**** Material ****
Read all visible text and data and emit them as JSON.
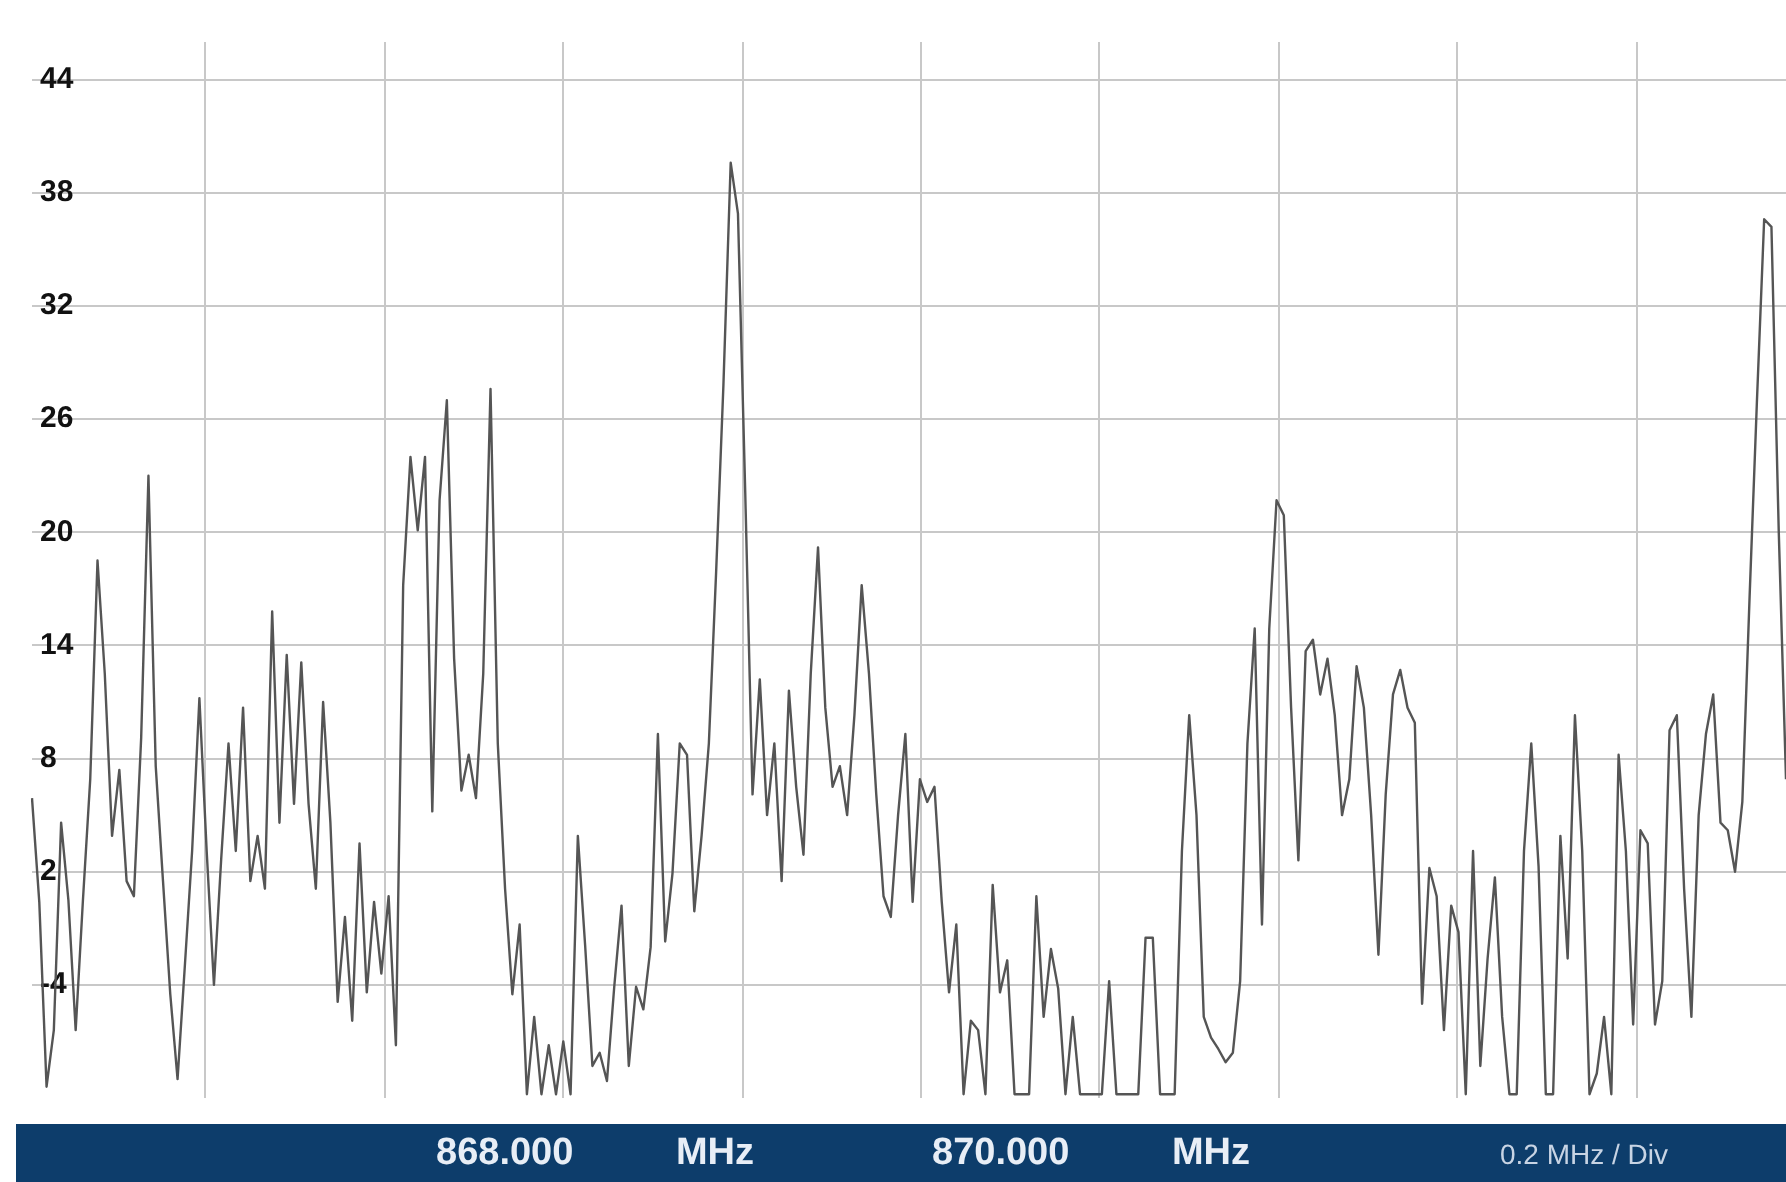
{
  "chart_data": {
    "type": "line",
    "categories": [
      null,
      null,
      null,
      null,
      null,
      null,
      null,
      null,
      null,
      null,
      null,
      null,
      null,
      null,
      null,
      null,
      null,
      null,
      null,
      null,
      null,
      null,
      null,
      null,
      null,
      null,
      null,
      null,
      null,
      null,
      null,
      null,
      null,
      null,
      null,
      null,
      null,
      null,
      null,
      null,
      null,
      null,
      null,
      null,
      null,
      null,
      null,
      null,
      null,
      null,
      null,
      null,
      null,
      null,
      null,
      null,
      null,
      null,
      null,
      null,
      null,
      null,
      null,
      null,
      null,
      null,
      null,
      null,
      null,
      null,
      null,
      null,
      null,
      null,
      null,
      null,
      null,
      null,
      null,
      null,
      null,
      null,
      null,
      null,
      null,
      null,
      null,
      null,
      null,
      null,
      null,
      null,
      null,
      null,
      null,
      null,
      null,
      null,
      null,
      null,
      null,
      null,
      null,
      null,
      null,
      null,
      null,
      null,
      null,
      null,
      null,
      null,
      null,
      null,
      null,
      null,
      null,
      null,
      null,
      null,
      null,
      null,
      null,
      null,
      null,
      null,
      null,
      null,
      null,
      null,
      null,
      null,
      null,
      null,
      null,
      null,
      null,
      null,
      null,
      null,
      null,
      null,
      null,
      null,
      null,
      null,
      null,
      null,
      null,
      null,
      null,
      null,
      null,
      null,
      null,
      null,
      null,
      null,
      null,
      null,
      null,
      null,
      null,
      null,
      null,
      null,
      null,
      null,
      null,
      null,
      null,
      null,
      null,
      null,
      null,
      null,
      null,
      null,
      null,
      null,
      null,
      null,
      null,
      null,
      null,
      null,
      null,
      null,
      null,
      null,
      null,
      null,
      null,
      null,
      null,
      null,
      null,
      null,
      null,
      null,
      null,
      null,
      null,
      null,
      null,
      null,
      null,
      null,
      null,
      null,
      null,
      null,
      null,
      null,
      null,
      null,
      null,
      null,
      null,
      null,
      null,
      null,
      null,
      null,
      null,
      null,
      null,
      null,
      null,
      null,
      null,
      null,
      null,
      null,
      null,
      null,
      null,
      null,
      null,
      null,
      null,
      null
    ],
    "series": [
      {
        "color": "#555555",
        "values": [
          5.9,
          0.4,
          -9.4,
          -6.4,
          4.6,
          0.5,
          -6.4,
          0.5,
          6.9,
          18.5,
          12.5,
          3.9,
          7.4,
          1.5,
          0.7,
          9.1,
          23,
          7.6,
          1.5,
          -4.5,
          -9,
          -3,
          3.1,
          11.2,
          3.1,
          -4,
          2.7,
          8.8,
          3.1,
          10.7,
          1.5,
          3.9,
          1.1,
          15.8,
          4.6,
          13.5,
          5.6,
          13.1,
          5.6,
          1.1,
          11,
          4.6,
          -4.9,
          -0.4,
          -5.9,
          3.5,
          -4.4,
          0.4,
          -3.4,
          0.7,
          -7.2,
          17.2,
          24,
          20.1,
          24,
          5.2,
          21.7,
          27,
          13.3,
          6.3,
          8.2,
          5.9,
          12.5,
          27.6,
          8.8,
          1.1,
          -4.5,
          -0.8,
          -9.8,
          -5.7,
          -9.8,
          -7.2,
          -9.8,
          -7.0,
          -9.8,
          3.9,
          -1.9,
          -8.3,
          -7.6,
          -9.1,
          -4.1,
          0.2,
          -8.3,
          -4.1,
          -5.3,
          -2,
          9.3,
          -1.7,
          1.9,
          8.8,
          8.2,
          -0.1,
          3.9,
          8.8,
          17.9,
          27.8,
          39.6,
          36.9,
          22.1,
          6.1,
          12.2,
          5,
          8.8,
          1.5,
          11.6,
          6.5,
          2.9,
          12.5,
          19.2,
          10.7,
          6.5,
          7.6,
          5,
          10.3,
          17.2,
          12.5,
          6.1,
          0.7,
          -0.4,
          5,
          9.3,
          0.4,
          6.9,
          5.7,
          6.5,
          0.4,
          -4.4,
          -0.8,
          -9.8,
          -5.9,
          -6.4,
          -9.8,
          1.3,
          -4.4,
          -2.7,
          -9.8,
          -9.8,
          -9.8,
          0.7,
          -5.7,
          -2.1,
          -4.2,
          -9.8,
          -5.7,
          -9.8,
          -9.8,
          -9.8,
          -9.8,
          -3.8,
          -9.8,
          -9.8,
          -9.8,
          -9.8,
          -1.5,
          -1.5,
          -9.8,
          -9.8,
          -9.8,
          3.1,
          10.3,
          5,
          -5.7,
          -6.8,
          -7.4,
          -8.1,
          -7.6,
          -3.8,
          8.8,
          14.9,
          -0.8,
          14.9,
          21.7,
          20.9,
          10.7,
          2.6,
          13.7,
          14.3,
          11.4,
          13.3,
          10.3,
          5,
          6.9,
          12.9,
          10.7,
          5,
          -2.4,
          6.1,
          11.4,
          12.7,
          10.7,
          9.9,
          -5,
          2.2,
          0.7,
          -6.4,
          0.2,
          -1.2,
          -9.8,
          3.1,
          -8.3,
          -2.6,
          1.7,
          -5.7,
          -9.8,
          -9.8,
          3.1,
          8.8,
          2.3,
          -9.8,
          -9.8,
          3.9,
          -2.6,
          10.3,
          3.1,
          -9.8,
          -8.7,
          -5.7,
          -9.8,
          8.2,
          3.1,
          -6.1,
          4.2,
          3.5,
          -6.1,
          -3.8,
          9.5,
          10.3,
          1.1,
          -5.7,
          5,
          9.3,
          11.4,
          4.6,
          4.2,
          2,
          5.7,
          16.6,
          26.9,
          36.6,
          36.2,
          20.1,
          6.9
        ]
      }
    ],
    "ylim": [
      -10,
      46
    ],
    "yticks": [
      -4,
      2,
      8,
      14,
      20,
      26,
      32,
      38,
      44
    ],
    "tick_labels": "y",
    "grid": true,
    "marker": "none",
    "annotations": [
      "868.000 MHz",
      "870.000 MHz",
      "0.2 MHz / Div"
    ]
  }
}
****
What the task requires: Omit the pictures and reproduce the listing exactly.

Written response:
Read all visible text and data and emit them as JSON.
{
  "chart_data": {
    "type": "line",
    "categories": [
      null,
      null,
      null,
      null,
      null,
      null,
      null,
      null,
      null,
      null,
      null,
      null,
      null,
      null,
      null,
      null,
      null,
      null,
      null,
      null,
      null,
      null,
      null,
      null,
      null,
      null,
      null,
      null,
      null,
      null,
      null,
      null,
      null,
      null,
      null,
      null,
      null,
      null,
      null,
      null,
      null,
      null,
      null,
      null,
      null,
      null,
      null,
      null,
      null,
      null,
      null,
      null,
      null,
      null,
      null,
      null,
      null,
      null,
      null,
      null,
      null,
      null,
      null,
      null,
      null,
      null,
      null,
      null,
      null,
      null,
      null,
      null,
      null,
      null,
      null,
      null,
      null,
      null,
      null,
      null,
      null,
      null,
      null,
      null,
      null,
      null,
      null,
      null,
      null,
      null,
      null,
      null,
      null,
      null,
      null,
      null,
      null,
      null,
      null,
      null,
      null,
      null,
      null,
      null,
      null,
      null,
      null,
      null,
      null,
      null,
      null,
      null,
      null,
      null,
      null,
      null,
      null,
      null,
      null,
      null,
      null,
      null,
      null,
      null,
      null,
      null,
      null,
      null,
      null,
      null,
      null,
      null,
      null,
      null,
      null,
      null,
      null,
      null,
      null,
      null,
      null,
      null,
      null,
      null,
      null,
      null,
      null,
      null,
      null,
      null,
      null,
      null,
      null,
      null,
      null,
      null,
      null,
      null,
      null,
      null,
      null,
      null,
      null,
      null,
      null,
      null,
      null,
      null,
      null,
      null,
      null,
      null,
      null,
      null,
      null,
      null,
      null,
      null,
      null,
      null,
      null,
      null,
      null,
      null,
      null,
      null,
      null,
      null,
      null,
      null,
      null,
      null,
      null,
      null,
      null,
      null,
      null,
      null,
      null,
      null,
      null,
      null,
      null,
      null,
      null,
      null,
      null,
      null,
      null,
      null,
      null,
      null,
      null,
      null,
      null,
      null,
      null,
      null,
      null,
      null,
      null,
      null,
      null,
      null,
      null,
      null,
      null,
      null,
      null,
      null,
      null,
      null,
      null,
      null,
      null,
      null,
      null,
      null,
      null,
      null,
      null,
      null
    ],
    "series": [
      {
        "color": "#555555",
        "values": [
          5.9,
          0.4,
          -9.4,
          -6.4,
          4.6,
          0.5,
          -6.4,
          0.5,
          6.9,
          18.5,
          12.5,
          3.9,
          7.4,
          1.5,
          0.7,
          9.1,
          23,
          7.6,
          1.5,
          -4.5,
          -9,
          -3,
          3.1,
          11.2,
          3.1,
          -4,
          2.7,
          8.8,
          3.1,
          10.7,
          1.5,
          3.9,
          1.1,
          15.8,
          4.6,
          13.5,
          5.6,
          13.1,
          5.6,
          1.1,
          11,
          4.6,
          -4.9,
          -0.4,
          -5.9,
          3.5,
          -4.4,
          0.4,
          -3.4,
          0.7,
          -7.2,
          17.2,
          24,
          20.1,
          24,
          5.2,
          21.7,
          27,
          13.3,
          6.3,
          8.2,
          5.9,
          12.5,
          27.6,
          8.8,
          1.1,
          -4.5,
          -0.8,
          -9.8,
          -5.7,
          -9.8,
          -7.2,
          -9.8,
          -7.0,
          -9.8,
          3.9,
          -1.9,
          -8.3,
          -7.6,
          -9.1,
          -4.1,
          0.2,
          -8.3,
          -4.1,
          -5.3,
          -2,
          9.3,
          -1.7,
          1.9,
          8.8,
          8.2,
          -0.1,
          3.9,
          8.8,
          17.9,
          27.8,
          39.6,
          36.9,
          22.1,
          6.1,
          12.2,
          5,
          8.8,
          1.5,
          11.6,
          6.5,
          2.9,
          12.5,
          19.2,
          10.7,
          6.5,
          7.6,
          5,
          10.3,
          17.2,
          12.5,
          6.1,
          0.7,
          -0.4,
          5,
          9.3,
          0.4,
          6.9,
          5.7,
          6.5,
          0.4,
          -4.4,
          -0.8,
          -9.8,
          -5.9,
          -6.4,
          -9.8,
          1.3,
          -4.4,
          -2.7,
          -9.8,
          -9.8,
          -9.8,
          0.7,
          -5.7,
          -2.1,
          -4.2,
          -9.8,
          -5.7,
          -9.8,
          -9.8,
          -9.8,
          -9.8,
          -3.8,
          -9.8,
          -9.8,
          -9.8,
          -9.8,
          -1.5,
          -1.5,
          -9.8,
          -9.8,
          -9.8,
          3.1,
          10.3,
          5,
          -5.7,
          -6.8,
          -7.4,
          -8.1,
          -7.6,
          -3.8,
          8.8,
          14.9,
          -0.8,
          14.9,
          21.7,
          20.9,
          10.7,
          2.6,
          13.7,
          14.3,
          11.4,
          13.3,
          10.3,
          5,
          6.9,
          12.9,
          10.7,
          5,
          -2.4,
          6.1,
          11.4,
          12.7,
          10.7,
          9.9,
          -5,
          2.2,
          0.7,
          -6.4,
          0.2,
          -1.2,
          -9.8,
          3.1,
          -8.3,
          -2.6,
          1.7,
          -5.7,
          -9.8,
          -9.8,
          3.1,
          8.8,
          2.3,
          -9.8,
          -9.8,
          3.9,
          -2.6,
          10.3,
          3.1,
          -9.8,
          -8.7,
          -5.7,
          -9.8,
          8.2,
          3.1,
          -6.1,
          4.2,
          3.5,
          -6.1,
          -3.8,
          9.5,
          10.3,
          1.1,
          -5.7,
          5,
          9.3,
          11.4,
          4.6,
          4.2,
          2,
          5.7,
          16.6,
          26.9,
          36.6,
          36.2,
          20.1,
          6.9
        ]
      }
    ],
    "ylim": [
      -10,
      46
    ],
    "yticks": [
      -4,
      2,
      8,
      14,
      20,
      26,
      32,
      38,
      44
    ],
    "tick_labels": "y",
    "grid": true,
    "marker": "none",
    "annotations": [
      "868.000 MHz",
      "870.000 MHz",
      "0.2 MHz / Div"
    ]
  }
}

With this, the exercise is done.